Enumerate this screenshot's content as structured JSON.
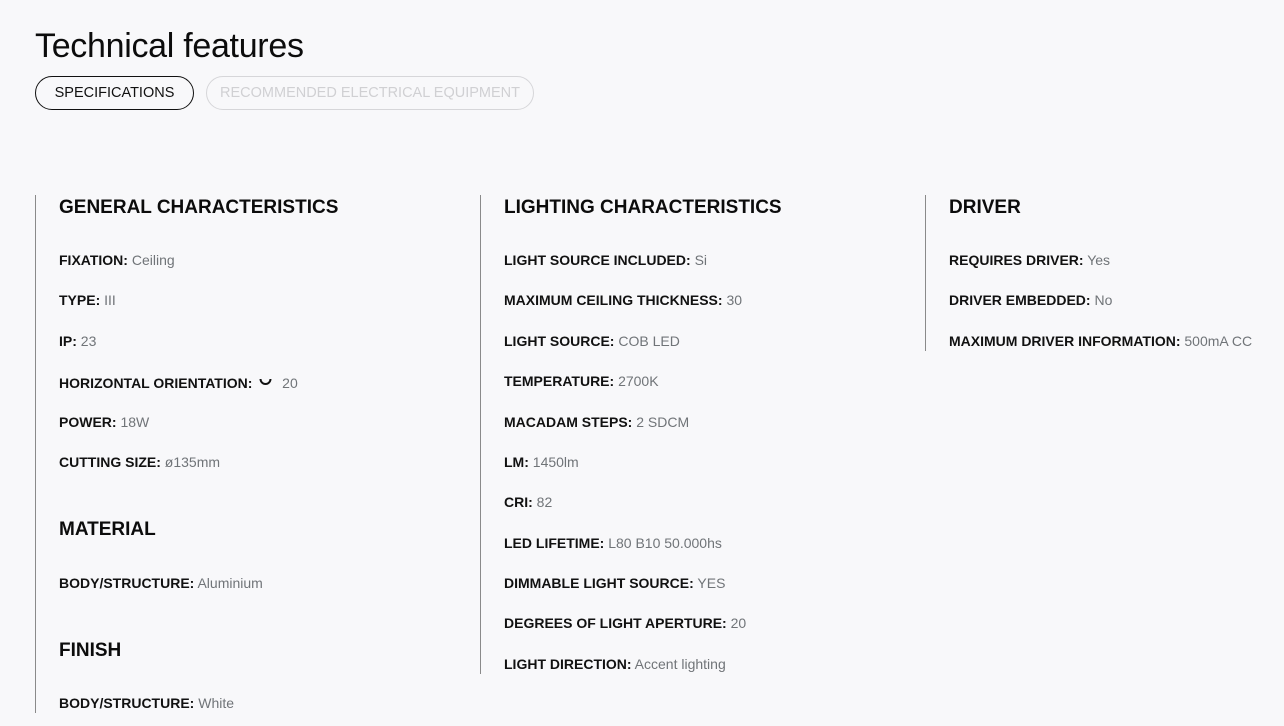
{
  "page": {
    "title": "Technical features"
  },
  "tabs": [
    {
      "label": "SPECIFICATIONS",
      "active": true
    },
    {
      "label": "RECOMMENDED ELECTRICAL EQUIPMENT",
      "active": false
    }
  ],
  "general": {
    "title": "GENERAL CHARACTERISTICS",
    "rows": [
      {
        "key": "FIXATION:",
        "value": "Ceiling"
      },
      {
        "key": "TYPE:",
        "value": "III"
      },
      {
        "key": "IP:",
        "value": "23"
      },
      {
        "key": "HORIZONTAL ORIENTATION:",
        "value": "20",
        "icon": "rotation-arc-icon"
      },
      {
        "key": "POWER:",
        "value": "18W"
      },
      {
        "key": "CUTTING SIZE:",
        "value": "ø135mm"
      }
    ]
  },
  "material": {
    "title": "MATERIAL",
    "rows": [
      {
        "key": "BODY/STRUCTURE:",
        "value": "Aluminium"
      }
    ]
  },
  "finish": {
    "title": "FINISH",
    "rows": [
      {
        "key": "BODY/STRUCTURE:",
        "value": "White"
      }
    ]
  },
  "lighting": {
    "title": "LIGHTING CHARACTERISTICS",
    "rows": [
      {
        "key": "LIGHT SOURCE INCLUDED:",
        "value": "Si"
      },
      {
        "key": "MAXIMUM CEILING THICKNESS:",
        "value": "30"
      },
      {
        "key": "LIGHT SOURCE:",
        "value": "COB LED"
      },
      {
        "key": "TEMPERATURE:",
        "value": "2700K"
      },
      {
        "key": "MACADAM STEPS:",
        "value": "2 SDCM"
      },
      {
        "key": "LM:",
        "value": "1450lm"
      },
      {
        "key": "CRI:",
        "value": "82"
      },
      {
        "key": "LED LIFETIME:",
        "value": "L80 B10 50.000hs"
      },
      {
        "key": "DIMMABLE LIGHT SOURCE:",
        "value": "YES"
      },
      {
        "key": "DEGREES OF LIGHT APERTURE:",
        "value": "20"
      },
      {
        "key": "LIGHT DIRECTION:",
        "value": "Accent lighting"
      }
    ]
  },
  "driver": {
    "title": "DRIVER",
    "rows": [
      {
        "key": "REQUIRES DRIVER:",
        "value": "Yes"
      },
      {
        "key": "DRIVER EMBEDDED:",
        "value": "No"
      },
      {
        "key": "MAXIMUM DRIVER INFORMATION:",
        "value": "500mA CC"
      }
    ]
  }
}
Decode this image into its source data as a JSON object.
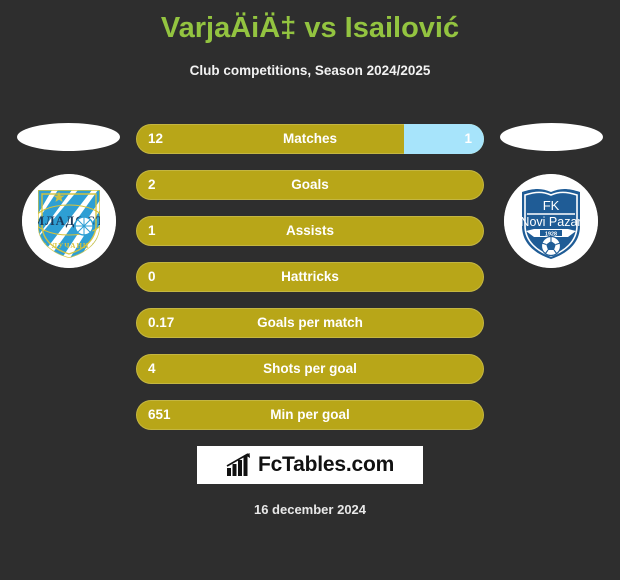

» WHAT YOU SHOULD DO
Work out the number of lines in this listing that include the word "JSON". Reply with that number only.

» RESPONSE FOR THIS EXERCISE
2